-- start Records for the exercise --

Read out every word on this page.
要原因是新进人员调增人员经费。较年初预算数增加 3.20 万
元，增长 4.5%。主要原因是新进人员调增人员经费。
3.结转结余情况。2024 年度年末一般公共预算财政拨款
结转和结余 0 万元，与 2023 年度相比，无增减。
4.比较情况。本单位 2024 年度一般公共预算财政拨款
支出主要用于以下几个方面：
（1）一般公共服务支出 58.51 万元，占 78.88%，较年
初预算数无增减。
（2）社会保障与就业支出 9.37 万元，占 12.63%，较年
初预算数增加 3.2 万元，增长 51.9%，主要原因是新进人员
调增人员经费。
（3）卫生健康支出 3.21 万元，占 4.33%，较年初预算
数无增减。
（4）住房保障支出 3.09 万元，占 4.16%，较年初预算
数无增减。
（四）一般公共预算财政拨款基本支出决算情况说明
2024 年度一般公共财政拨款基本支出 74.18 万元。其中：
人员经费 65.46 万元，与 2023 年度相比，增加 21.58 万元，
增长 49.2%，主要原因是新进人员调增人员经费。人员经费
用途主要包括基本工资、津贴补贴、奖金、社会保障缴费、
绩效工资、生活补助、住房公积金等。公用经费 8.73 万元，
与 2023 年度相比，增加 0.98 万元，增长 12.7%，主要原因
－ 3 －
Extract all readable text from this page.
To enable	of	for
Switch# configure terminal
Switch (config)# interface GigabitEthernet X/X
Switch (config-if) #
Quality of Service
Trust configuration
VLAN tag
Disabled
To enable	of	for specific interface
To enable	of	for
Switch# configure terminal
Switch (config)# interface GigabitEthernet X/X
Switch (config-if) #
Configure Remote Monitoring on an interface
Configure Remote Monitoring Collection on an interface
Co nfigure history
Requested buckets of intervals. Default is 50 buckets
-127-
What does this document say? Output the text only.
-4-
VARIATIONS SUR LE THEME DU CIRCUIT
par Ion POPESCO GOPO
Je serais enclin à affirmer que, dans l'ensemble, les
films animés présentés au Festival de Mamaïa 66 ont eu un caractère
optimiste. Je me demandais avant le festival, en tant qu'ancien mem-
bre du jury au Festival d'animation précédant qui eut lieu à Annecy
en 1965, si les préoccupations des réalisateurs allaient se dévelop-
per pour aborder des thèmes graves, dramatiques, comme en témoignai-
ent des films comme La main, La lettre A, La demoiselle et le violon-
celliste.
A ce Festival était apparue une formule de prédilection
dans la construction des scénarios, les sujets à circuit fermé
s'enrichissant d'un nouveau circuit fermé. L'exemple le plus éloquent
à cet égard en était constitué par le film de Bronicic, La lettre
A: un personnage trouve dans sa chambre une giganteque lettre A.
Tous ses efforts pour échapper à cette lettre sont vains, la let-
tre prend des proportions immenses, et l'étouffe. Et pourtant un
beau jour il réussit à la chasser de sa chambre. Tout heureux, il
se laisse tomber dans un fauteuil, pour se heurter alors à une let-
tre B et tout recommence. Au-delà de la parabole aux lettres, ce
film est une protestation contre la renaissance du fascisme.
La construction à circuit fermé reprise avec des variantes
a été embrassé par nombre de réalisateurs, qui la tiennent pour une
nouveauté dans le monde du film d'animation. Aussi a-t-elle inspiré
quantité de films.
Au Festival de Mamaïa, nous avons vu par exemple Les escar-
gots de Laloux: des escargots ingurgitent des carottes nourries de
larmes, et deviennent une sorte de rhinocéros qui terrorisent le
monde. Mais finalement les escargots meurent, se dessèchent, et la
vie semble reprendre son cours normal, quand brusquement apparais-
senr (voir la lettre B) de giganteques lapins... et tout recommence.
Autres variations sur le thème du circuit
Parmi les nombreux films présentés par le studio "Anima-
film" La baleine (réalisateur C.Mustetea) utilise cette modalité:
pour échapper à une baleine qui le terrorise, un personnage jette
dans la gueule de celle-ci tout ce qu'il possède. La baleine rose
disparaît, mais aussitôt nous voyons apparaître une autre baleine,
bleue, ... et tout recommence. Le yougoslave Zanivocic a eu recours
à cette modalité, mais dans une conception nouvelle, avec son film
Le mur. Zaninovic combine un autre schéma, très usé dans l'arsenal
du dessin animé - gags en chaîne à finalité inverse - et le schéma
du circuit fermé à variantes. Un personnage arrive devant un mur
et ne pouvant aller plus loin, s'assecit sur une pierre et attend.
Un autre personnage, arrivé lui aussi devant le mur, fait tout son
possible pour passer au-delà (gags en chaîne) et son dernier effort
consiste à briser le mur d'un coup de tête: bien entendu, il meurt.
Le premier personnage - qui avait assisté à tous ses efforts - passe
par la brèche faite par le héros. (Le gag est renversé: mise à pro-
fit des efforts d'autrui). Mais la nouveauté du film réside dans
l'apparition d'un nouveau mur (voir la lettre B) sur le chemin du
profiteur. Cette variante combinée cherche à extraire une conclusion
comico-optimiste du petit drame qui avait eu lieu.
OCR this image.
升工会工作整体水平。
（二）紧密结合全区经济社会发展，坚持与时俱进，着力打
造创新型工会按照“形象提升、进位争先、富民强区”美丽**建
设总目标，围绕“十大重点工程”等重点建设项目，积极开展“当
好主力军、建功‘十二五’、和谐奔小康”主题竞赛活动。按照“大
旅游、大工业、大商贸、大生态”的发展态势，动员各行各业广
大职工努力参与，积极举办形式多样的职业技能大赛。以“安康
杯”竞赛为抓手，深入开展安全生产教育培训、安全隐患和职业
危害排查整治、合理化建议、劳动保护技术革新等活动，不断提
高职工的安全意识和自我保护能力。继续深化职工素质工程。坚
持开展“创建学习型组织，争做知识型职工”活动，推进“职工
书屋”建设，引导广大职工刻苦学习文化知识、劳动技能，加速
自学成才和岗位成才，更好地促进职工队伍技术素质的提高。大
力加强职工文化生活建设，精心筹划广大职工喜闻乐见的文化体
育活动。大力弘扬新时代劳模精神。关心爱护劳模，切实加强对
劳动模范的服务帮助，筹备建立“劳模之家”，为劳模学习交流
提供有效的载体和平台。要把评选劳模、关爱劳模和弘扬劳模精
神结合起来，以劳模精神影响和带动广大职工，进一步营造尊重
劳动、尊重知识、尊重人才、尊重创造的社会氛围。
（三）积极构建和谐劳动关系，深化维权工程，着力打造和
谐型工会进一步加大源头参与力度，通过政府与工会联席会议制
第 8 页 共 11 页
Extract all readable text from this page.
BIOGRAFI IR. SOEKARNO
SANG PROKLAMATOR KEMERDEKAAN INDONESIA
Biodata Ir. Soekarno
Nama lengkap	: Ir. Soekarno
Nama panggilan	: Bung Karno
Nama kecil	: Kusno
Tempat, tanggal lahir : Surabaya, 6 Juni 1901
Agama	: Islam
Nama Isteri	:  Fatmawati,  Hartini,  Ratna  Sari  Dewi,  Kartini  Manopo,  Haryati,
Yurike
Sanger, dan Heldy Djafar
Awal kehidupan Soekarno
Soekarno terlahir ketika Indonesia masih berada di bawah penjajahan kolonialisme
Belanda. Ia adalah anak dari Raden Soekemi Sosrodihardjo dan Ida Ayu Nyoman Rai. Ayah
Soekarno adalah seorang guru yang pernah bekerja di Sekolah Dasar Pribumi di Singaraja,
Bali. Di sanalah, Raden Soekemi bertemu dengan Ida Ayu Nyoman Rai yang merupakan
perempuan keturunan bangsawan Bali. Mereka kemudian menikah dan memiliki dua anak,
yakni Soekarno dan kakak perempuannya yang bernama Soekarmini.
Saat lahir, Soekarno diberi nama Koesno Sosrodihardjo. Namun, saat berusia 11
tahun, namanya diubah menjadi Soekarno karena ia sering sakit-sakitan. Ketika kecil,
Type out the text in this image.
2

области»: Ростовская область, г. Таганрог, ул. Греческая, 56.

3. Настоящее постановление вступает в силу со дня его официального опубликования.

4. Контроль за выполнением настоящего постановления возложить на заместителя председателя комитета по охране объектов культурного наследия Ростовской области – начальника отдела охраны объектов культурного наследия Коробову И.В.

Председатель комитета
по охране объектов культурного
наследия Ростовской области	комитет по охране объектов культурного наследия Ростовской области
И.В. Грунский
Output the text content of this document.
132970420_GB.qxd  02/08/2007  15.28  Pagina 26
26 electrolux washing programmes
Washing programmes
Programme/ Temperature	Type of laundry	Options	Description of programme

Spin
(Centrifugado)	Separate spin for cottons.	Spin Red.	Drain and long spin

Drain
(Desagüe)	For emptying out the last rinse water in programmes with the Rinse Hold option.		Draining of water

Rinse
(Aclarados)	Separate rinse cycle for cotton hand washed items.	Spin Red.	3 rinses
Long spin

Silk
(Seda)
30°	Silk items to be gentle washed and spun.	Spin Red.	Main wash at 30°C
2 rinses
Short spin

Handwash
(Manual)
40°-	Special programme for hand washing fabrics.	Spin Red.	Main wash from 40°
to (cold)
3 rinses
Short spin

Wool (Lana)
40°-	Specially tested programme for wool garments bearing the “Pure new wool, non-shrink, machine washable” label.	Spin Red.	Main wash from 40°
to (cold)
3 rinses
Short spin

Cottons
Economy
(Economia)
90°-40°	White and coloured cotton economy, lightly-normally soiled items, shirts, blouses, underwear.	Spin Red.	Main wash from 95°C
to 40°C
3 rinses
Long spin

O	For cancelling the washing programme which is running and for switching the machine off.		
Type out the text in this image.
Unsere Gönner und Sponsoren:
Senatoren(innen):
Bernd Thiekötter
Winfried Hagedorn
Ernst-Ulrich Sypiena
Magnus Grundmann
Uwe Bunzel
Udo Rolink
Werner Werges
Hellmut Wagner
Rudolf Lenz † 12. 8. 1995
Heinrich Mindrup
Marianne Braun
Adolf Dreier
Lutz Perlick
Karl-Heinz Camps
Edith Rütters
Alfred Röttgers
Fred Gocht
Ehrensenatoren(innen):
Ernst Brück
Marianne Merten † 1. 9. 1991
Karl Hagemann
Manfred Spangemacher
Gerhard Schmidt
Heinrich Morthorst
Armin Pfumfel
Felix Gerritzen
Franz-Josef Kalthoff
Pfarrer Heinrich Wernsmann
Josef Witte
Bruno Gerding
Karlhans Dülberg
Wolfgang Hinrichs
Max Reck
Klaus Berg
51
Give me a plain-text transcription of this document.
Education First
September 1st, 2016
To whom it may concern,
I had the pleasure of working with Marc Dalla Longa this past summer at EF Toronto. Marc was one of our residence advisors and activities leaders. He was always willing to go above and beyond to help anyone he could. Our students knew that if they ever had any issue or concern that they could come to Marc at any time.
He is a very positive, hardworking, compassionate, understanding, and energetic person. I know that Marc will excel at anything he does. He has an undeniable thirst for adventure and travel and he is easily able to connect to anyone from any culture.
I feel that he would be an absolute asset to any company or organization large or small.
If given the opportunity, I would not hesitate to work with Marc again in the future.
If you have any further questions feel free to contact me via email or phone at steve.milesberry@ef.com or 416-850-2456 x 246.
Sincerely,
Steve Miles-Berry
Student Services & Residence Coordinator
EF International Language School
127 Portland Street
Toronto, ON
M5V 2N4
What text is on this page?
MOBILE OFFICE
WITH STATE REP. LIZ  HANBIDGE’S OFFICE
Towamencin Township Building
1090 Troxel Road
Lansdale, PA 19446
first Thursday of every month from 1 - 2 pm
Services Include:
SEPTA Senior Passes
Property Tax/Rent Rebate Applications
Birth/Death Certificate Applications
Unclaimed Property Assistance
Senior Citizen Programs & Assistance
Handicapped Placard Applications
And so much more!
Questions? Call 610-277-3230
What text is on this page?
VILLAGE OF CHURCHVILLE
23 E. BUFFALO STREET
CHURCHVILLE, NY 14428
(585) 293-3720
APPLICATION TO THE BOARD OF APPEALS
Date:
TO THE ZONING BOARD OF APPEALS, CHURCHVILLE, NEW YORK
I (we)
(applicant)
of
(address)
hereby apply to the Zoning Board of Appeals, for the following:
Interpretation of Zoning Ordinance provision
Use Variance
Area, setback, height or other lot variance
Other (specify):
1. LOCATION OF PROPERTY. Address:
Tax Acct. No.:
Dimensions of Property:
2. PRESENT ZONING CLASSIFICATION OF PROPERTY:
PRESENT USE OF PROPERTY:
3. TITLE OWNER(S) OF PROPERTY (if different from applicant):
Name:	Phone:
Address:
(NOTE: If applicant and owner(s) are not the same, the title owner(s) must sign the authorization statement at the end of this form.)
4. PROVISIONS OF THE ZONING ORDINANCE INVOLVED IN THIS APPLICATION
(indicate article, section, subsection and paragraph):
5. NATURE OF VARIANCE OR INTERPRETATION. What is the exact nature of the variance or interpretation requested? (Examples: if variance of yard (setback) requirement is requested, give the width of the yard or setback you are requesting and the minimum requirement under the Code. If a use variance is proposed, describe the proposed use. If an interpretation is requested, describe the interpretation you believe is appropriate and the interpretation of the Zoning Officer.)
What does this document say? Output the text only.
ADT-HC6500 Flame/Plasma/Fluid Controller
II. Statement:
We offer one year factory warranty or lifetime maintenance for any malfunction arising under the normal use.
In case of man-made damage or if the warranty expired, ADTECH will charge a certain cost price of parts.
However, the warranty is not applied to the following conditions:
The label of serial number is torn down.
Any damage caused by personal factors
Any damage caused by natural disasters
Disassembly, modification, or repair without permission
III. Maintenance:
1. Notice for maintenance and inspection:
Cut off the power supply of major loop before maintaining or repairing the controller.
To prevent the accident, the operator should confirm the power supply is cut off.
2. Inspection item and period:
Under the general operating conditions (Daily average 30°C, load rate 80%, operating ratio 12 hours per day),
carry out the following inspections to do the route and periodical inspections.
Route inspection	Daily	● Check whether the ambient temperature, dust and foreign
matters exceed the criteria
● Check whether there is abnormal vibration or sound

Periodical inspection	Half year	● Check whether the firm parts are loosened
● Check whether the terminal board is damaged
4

-- end Records for the exercise --

Where a line holds "nous", copy it out.

Au Festival de Mamaïa, nous avons vu par exemple Les escar-
disparaît, mais aussitôt nous voyons apparaître une autre baleine,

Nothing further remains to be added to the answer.